— start —

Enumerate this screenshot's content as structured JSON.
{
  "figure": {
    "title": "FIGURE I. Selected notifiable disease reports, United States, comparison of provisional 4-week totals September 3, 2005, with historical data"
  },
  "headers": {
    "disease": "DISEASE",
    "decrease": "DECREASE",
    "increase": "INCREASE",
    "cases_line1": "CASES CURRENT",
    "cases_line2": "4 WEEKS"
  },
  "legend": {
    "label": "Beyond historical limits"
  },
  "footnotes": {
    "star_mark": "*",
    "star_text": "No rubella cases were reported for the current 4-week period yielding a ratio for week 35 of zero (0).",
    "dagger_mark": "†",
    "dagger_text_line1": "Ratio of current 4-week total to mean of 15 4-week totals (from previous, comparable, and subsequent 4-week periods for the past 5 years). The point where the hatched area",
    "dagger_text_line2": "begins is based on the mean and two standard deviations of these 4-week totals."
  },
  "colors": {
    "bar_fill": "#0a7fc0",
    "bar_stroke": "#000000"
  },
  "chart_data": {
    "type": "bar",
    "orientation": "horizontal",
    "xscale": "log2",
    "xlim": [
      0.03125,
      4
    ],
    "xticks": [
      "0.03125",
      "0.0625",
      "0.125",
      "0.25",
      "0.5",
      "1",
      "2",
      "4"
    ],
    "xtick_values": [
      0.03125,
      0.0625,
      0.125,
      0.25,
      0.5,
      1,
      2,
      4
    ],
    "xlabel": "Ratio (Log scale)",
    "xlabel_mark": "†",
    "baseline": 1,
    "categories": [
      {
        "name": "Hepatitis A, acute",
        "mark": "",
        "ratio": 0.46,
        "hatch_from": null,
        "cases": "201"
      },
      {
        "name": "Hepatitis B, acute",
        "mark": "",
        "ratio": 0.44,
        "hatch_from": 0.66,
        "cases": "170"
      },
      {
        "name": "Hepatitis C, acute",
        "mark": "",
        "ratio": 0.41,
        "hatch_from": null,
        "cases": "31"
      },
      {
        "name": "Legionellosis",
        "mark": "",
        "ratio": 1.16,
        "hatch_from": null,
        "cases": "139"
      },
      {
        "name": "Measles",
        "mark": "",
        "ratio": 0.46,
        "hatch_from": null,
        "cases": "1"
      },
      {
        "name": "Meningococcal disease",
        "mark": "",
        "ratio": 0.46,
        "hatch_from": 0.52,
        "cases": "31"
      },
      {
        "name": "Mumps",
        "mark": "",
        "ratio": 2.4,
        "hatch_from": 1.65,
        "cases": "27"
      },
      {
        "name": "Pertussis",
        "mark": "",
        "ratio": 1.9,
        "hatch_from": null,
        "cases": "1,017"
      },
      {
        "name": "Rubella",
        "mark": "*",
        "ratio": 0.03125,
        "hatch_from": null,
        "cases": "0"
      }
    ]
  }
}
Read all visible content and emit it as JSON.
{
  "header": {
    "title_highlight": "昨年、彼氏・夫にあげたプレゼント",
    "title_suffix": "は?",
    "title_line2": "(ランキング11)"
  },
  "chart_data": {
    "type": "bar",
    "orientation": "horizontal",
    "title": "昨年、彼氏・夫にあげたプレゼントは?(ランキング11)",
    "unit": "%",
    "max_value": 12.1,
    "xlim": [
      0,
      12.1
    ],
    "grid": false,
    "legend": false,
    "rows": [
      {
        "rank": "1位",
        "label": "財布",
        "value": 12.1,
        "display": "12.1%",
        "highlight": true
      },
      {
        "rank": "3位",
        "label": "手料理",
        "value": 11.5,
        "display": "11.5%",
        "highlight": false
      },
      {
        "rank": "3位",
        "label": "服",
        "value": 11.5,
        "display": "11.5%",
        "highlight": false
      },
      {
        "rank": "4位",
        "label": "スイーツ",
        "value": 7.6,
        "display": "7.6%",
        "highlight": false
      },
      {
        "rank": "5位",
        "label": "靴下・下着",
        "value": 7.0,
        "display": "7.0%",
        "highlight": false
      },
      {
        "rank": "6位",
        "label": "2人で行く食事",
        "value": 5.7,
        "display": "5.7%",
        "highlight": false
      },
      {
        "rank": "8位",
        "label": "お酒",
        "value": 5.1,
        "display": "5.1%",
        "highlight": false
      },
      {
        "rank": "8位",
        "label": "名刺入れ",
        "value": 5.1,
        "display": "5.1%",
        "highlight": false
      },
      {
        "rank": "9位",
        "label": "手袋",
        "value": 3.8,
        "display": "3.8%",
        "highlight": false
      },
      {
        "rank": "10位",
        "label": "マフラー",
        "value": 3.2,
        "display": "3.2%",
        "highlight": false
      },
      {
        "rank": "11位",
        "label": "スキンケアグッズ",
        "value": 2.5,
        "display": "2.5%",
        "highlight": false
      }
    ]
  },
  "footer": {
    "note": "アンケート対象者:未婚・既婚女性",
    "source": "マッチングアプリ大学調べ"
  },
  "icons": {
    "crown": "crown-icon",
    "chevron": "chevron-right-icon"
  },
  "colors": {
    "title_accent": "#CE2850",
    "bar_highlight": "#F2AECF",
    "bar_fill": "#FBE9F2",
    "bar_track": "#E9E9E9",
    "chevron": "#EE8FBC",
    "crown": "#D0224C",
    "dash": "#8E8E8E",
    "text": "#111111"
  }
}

— end —

Pull every line containing "rank" from the data.

        "rank": "1位",
        "rank": "3位",
        "rank": "3位",
        "rank": "4位",
        "rank": "5位",
        "rank": "6位",
        "rank": "8位",
        "rank": "8位",
        "rank": "9位",
        "rank": "10位",
        "rank": "11位",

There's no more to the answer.